» **What this task involves**:
Locate the word "text" in the entries below, then gather every line that holds it.

---- The data

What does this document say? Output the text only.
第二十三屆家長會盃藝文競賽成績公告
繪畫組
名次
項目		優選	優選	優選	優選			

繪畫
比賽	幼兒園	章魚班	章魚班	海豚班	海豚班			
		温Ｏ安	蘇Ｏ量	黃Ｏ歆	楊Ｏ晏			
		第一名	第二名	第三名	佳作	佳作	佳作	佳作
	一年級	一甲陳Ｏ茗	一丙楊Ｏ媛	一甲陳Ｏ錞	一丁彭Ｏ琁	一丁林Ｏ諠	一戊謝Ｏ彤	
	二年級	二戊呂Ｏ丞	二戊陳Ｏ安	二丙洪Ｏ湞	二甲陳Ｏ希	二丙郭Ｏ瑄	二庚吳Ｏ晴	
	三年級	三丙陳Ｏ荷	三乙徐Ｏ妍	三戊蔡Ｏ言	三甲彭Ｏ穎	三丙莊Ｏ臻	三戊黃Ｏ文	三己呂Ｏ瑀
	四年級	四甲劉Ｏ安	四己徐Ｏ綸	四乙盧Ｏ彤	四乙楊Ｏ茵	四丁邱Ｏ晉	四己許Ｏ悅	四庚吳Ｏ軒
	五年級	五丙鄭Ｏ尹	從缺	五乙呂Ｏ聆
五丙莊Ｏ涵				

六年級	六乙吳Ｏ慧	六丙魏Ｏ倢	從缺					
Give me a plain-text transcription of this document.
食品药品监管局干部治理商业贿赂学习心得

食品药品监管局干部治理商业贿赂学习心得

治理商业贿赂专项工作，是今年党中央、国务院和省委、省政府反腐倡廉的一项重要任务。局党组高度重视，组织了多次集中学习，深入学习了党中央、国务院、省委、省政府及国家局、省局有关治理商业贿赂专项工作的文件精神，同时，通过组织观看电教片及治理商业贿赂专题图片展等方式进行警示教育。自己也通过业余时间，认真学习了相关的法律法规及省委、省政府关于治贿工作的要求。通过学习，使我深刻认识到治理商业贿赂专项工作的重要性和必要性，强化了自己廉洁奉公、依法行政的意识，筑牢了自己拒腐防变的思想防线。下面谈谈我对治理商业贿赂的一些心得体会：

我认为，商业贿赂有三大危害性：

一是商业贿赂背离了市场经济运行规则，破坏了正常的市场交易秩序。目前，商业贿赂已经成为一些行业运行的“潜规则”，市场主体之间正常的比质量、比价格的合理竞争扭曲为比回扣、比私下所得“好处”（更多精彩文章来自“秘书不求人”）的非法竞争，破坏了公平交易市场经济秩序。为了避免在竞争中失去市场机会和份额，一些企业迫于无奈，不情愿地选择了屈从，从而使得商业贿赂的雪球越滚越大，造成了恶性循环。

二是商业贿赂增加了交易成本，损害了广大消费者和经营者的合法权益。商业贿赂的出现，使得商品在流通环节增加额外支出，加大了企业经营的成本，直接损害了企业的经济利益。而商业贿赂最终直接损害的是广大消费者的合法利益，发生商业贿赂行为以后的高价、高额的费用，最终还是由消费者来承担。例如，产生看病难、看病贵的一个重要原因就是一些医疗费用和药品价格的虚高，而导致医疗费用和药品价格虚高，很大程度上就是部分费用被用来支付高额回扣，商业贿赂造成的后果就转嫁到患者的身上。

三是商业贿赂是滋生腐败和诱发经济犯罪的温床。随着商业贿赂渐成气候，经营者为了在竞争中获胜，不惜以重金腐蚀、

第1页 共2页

--------

» **Answer to the problem**:
What does this document say? Output the text only.
Give me a plain-text transcription of this document.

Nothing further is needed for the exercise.